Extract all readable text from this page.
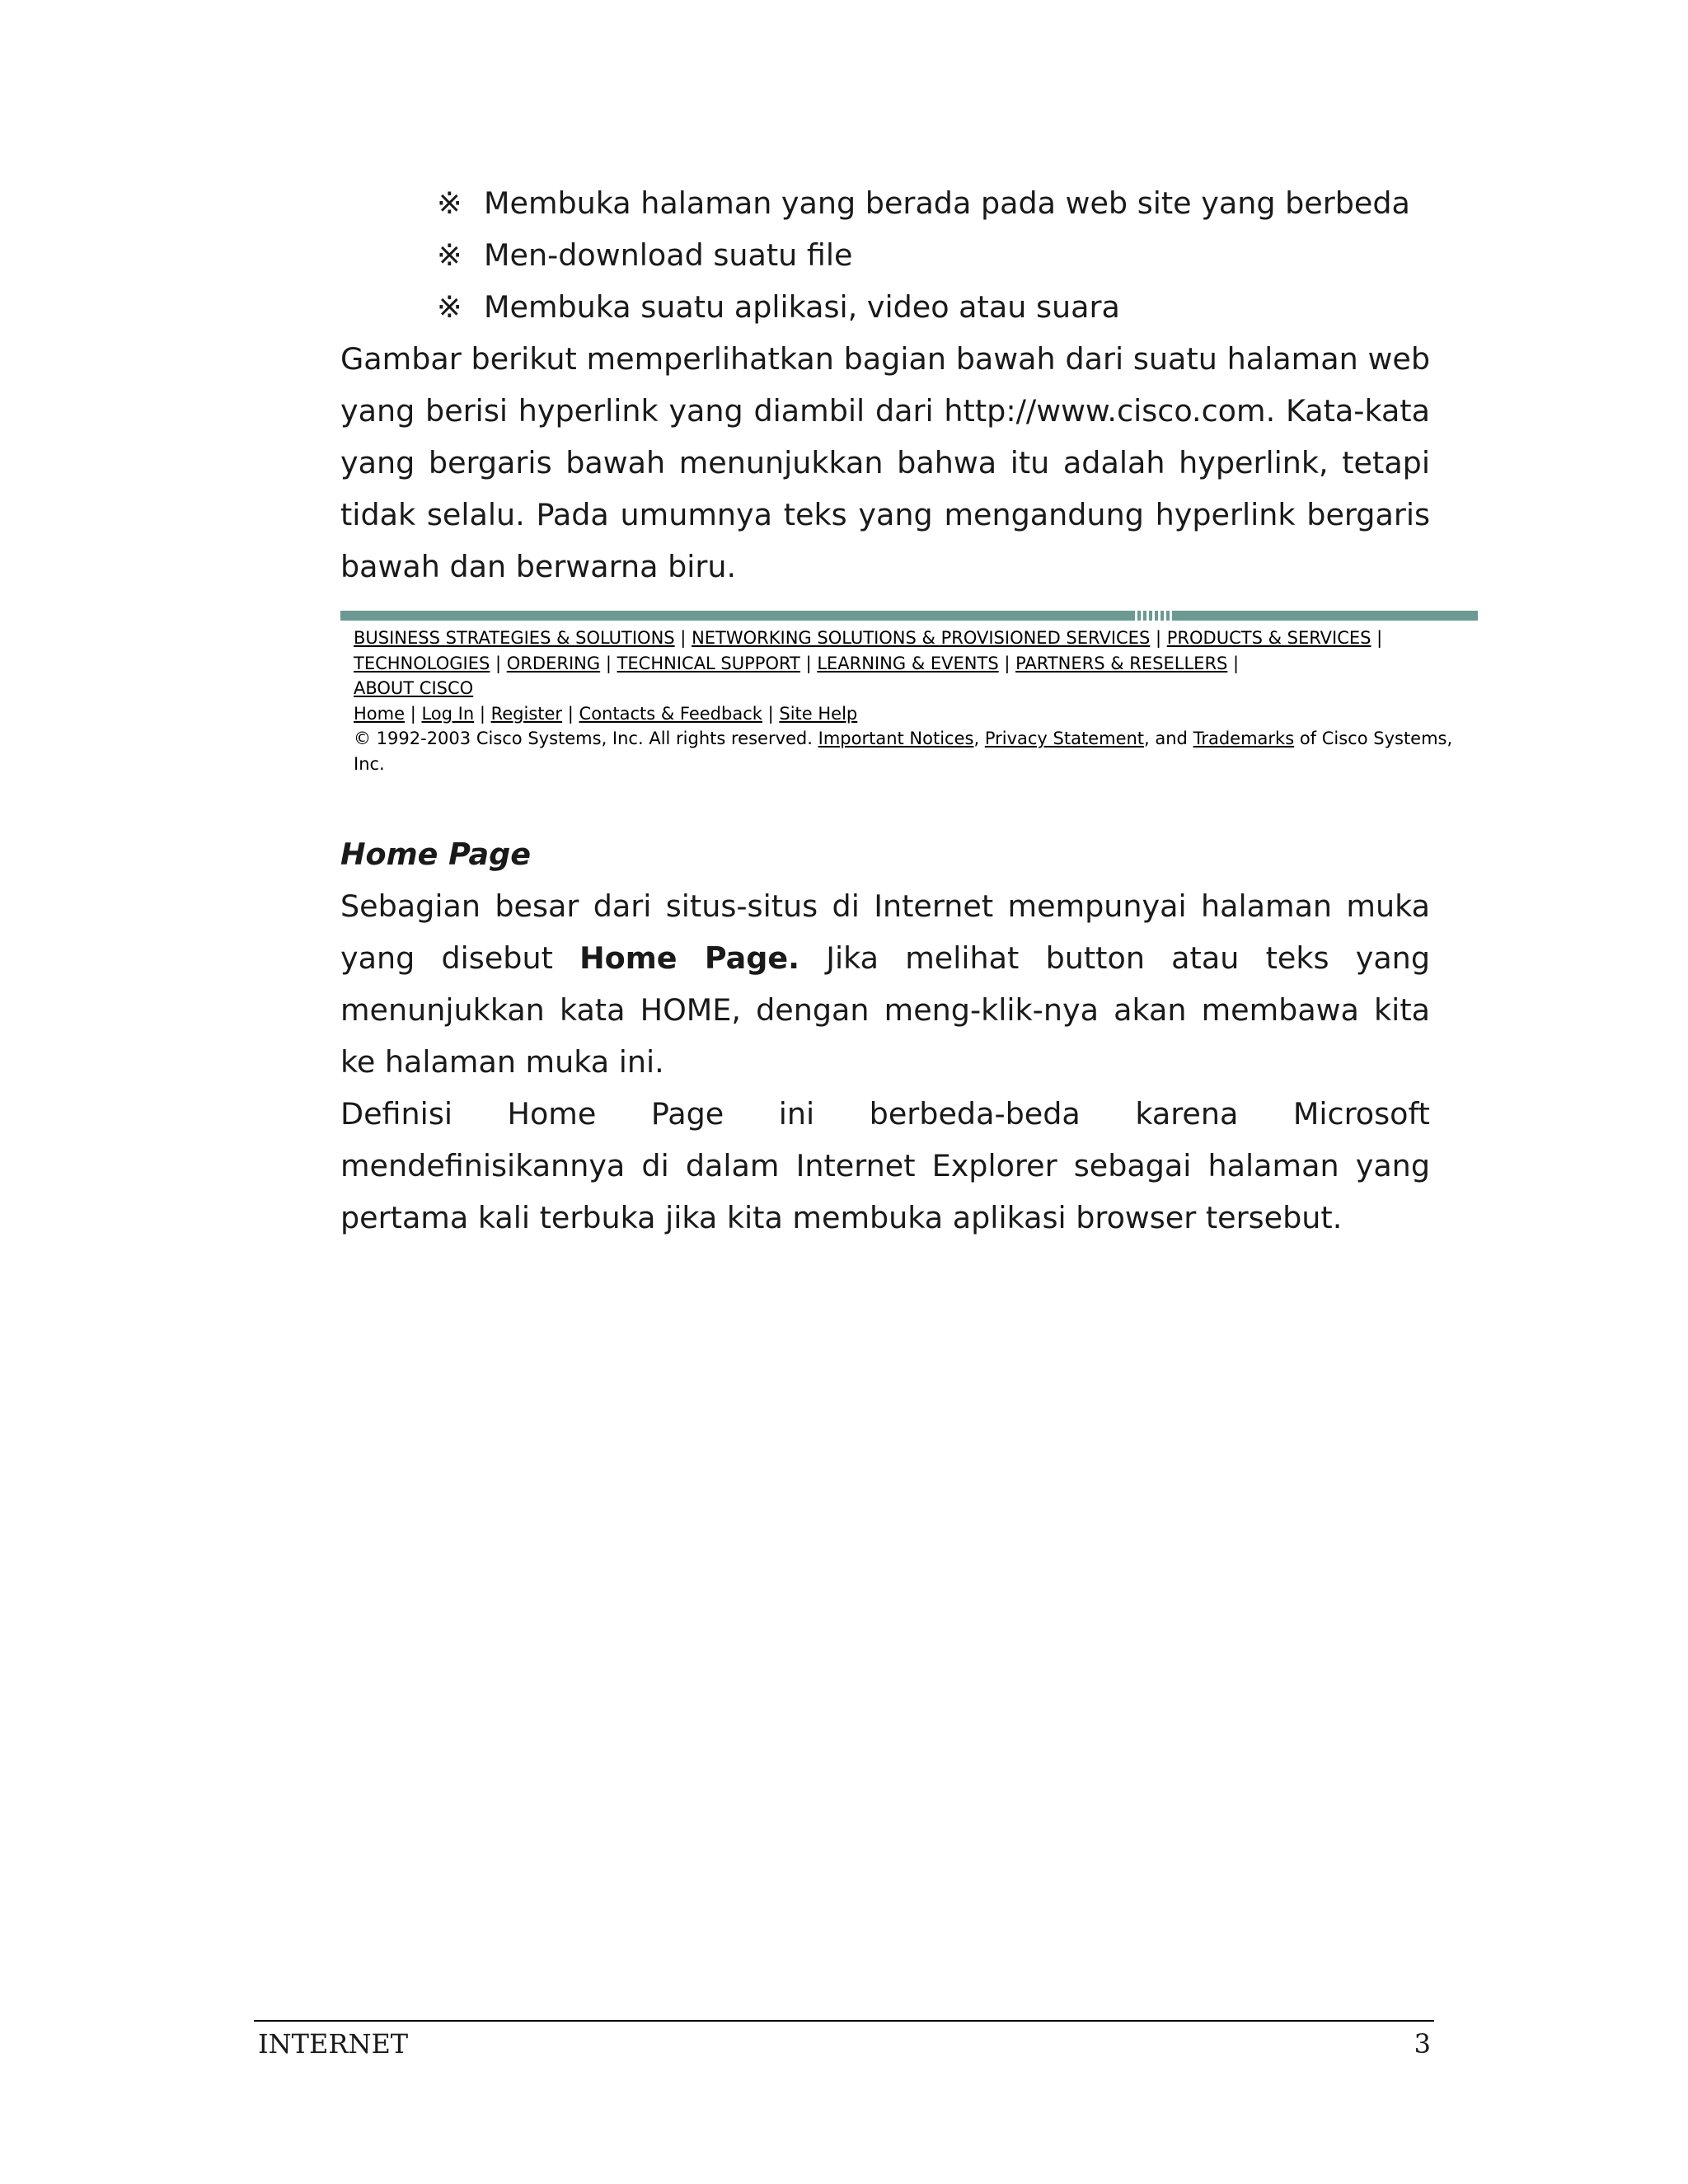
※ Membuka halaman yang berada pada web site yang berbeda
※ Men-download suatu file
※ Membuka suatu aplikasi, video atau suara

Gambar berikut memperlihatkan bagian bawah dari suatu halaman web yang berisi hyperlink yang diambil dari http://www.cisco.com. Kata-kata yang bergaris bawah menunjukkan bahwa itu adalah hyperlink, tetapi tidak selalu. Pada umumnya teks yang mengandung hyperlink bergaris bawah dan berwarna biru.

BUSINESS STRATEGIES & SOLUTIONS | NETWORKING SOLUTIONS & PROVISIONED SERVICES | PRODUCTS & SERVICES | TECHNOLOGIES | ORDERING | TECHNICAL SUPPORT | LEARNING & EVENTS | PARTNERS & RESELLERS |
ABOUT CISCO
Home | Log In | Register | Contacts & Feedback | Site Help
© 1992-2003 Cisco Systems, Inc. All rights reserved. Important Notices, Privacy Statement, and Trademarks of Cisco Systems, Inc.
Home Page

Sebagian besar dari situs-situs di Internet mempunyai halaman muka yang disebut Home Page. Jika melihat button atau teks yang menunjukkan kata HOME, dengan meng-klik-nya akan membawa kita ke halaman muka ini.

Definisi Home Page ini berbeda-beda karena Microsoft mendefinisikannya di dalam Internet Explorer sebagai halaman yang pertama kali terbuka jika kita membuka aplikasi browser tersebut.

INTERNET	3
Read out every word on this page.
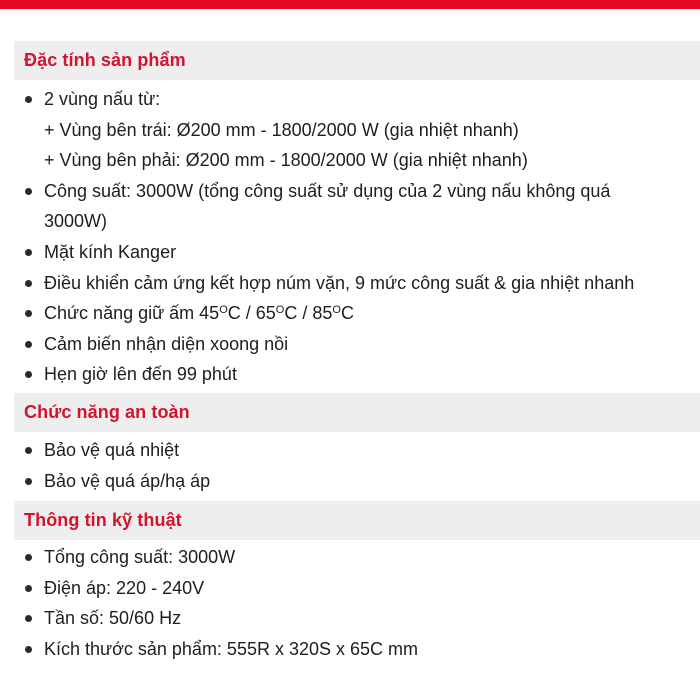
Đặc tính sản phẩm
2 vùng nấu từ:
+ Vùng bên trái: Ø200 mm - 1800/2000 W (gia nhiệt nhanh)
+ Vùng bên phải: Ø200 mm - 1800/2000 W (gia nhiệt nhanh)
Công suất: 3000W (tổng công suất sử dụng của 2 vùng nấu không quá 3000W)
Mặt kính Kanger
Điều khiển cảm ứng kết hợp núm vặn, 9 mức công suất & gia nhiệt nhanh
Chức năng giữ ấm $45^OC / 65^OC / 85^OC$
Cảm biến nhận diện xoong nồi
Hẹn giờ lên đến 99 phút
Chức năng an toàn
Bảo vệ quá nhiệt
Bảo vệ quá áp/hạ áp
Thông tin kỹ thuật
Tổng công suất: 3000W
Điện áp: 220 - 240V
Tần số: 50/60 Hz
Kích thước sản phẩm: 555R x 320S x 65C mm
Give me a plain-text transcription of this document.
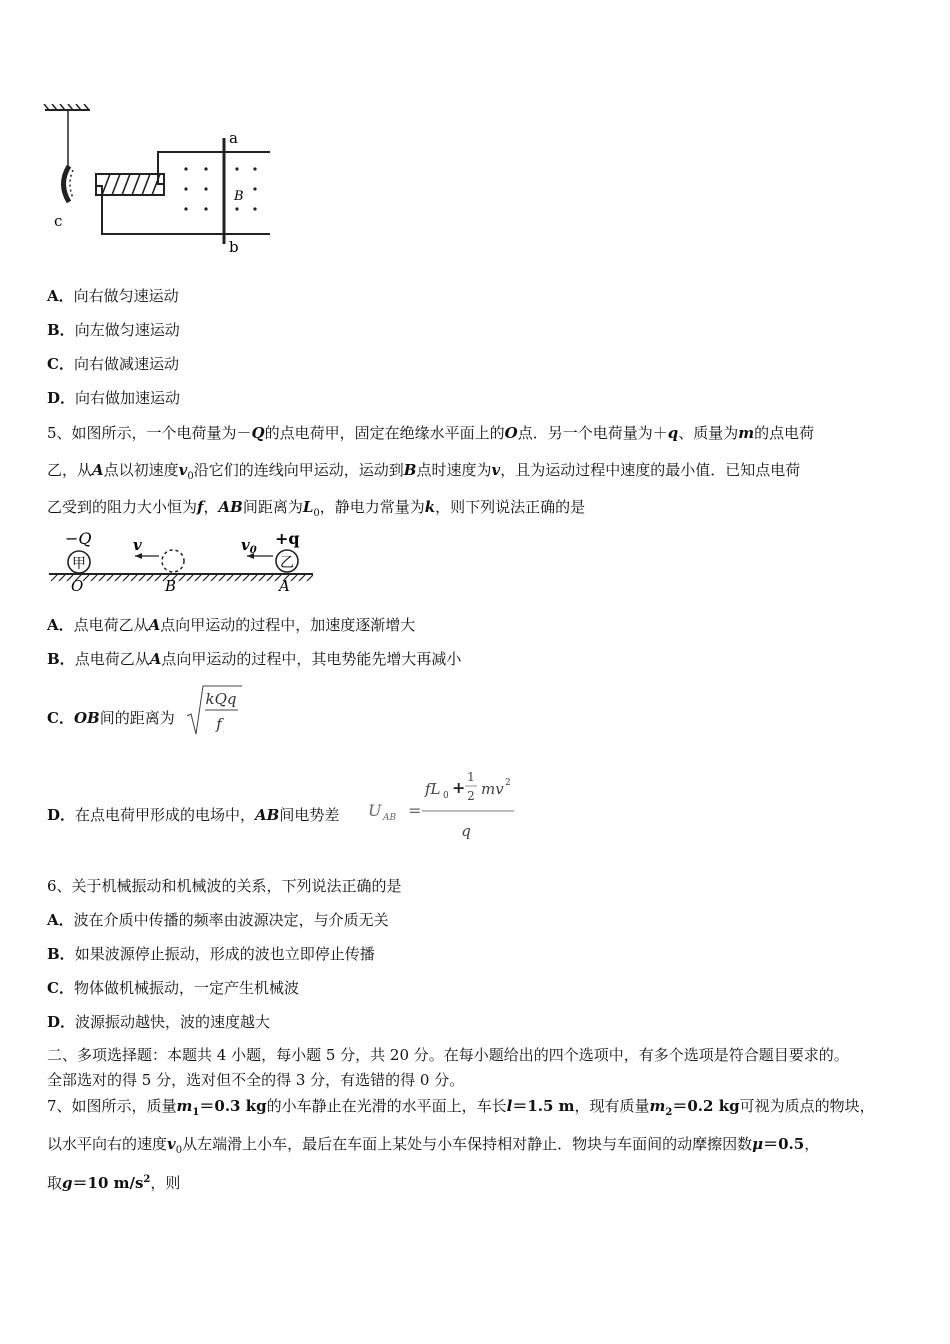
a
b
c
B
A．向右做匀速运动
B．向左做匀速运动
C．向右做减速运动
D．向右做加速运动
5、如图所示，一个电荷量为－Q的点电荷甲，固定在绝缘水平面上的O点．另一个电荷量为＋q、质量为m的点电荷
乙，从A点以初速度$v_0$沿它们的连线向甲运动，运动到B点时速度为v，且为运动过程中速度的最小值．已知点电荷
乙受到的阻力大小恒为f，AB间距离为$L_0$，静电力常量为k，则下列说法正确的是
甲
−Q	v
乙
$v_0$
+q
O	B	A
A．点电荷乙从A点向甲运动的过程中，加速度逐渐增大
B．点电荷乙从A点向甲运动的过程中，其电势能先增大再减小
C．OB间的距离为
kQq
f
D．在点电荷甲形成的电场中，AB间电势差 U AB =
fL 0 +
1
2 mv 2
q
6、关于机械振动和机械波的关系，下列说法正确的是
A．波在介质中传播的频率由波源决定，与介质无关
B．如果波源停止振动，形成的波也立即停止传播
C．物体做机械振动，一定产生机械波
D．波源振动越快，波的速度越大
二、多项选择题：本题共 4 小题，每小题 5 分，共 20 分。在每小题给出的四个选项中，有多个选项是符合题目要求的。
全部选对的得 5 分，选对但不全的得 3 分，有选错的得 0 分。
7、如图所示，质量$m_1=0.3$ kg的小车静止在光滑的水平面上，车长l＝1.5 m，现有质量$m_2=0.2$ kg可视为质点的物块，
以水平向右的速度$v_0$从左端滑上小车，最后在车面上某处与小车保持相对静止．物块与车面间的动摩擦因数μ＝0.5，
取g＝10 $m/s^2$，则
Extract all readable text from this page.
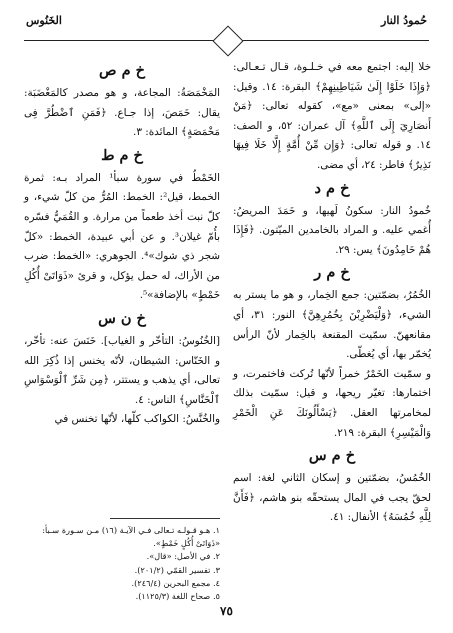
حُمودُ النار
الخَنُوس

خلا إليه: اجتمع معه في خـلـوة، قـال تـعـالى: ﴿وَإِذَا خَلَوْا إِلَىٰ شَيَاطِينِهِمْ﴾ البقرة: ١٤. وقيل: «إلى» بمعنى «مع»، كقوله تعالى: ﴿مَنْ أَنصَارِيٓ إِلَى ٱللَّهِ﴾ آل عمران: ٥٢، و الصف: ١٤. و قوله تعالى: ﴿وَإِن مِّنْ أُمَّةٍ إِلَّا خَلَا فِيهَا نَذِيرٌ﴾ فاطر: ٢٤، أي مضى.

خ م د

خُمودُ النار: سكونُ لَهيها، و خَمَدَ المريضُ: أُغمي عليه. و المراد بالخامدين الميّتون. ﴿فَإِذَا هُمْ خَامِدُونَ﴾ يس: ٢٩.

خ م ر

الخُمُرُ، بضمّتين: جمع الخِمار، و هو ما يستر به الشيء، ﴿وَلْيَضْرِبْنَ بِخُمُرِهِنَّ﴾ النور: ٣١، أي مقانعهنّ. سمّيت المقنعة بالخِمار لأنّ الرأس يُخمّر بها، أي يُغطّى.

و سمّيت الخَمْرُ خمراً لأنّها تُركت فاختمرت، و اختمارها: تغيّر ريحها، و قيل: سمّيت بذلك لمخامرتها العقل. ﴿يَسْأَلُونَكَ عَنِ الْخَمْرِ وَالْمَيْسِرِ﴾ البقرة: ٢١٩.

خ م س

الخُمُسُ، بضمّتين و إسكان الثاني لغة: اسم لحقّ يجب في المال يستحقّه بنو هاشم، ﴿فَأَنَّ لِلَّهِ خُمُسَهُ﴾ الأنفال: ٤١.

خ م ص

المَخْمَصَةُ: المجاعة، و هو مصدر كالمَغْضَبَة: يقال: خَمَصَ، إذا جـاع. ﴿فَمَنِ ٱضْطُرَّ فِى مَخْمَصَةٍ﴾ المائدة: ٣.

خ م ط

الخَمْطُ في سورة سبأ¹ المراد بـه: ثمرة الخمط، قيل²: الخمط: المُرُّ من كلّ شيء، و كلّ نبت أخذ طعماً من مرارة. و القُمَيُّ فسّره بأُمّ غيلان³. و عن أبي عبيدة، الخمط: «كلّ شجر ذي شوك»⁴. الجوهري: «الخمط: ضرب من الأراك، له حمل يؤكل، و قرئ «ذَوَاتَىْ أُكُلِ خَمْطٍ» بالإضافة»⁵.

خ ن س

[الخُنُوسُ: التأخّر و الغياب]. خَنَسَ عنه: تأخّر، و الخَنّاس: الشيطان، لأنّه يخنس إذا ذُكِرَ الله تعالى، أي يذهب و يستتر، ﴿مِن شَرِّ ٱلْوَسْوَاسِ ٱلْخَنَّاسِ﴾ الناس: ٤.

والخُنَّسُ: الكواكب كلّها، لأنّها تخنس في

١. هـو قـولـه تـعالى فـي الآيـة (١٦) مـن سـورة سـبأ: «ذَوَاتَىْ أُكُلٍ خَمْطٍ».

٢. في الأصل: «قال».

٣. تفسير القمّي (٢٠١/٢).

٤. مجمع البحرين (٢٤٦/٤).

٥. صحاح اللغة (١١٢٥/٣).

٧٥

--------

### WRITTEN EXERCISE
How many lines of the listing above include the word "berbeda"? Reply with the number alone.

### ANSWER FOR THIS EXERCISE
2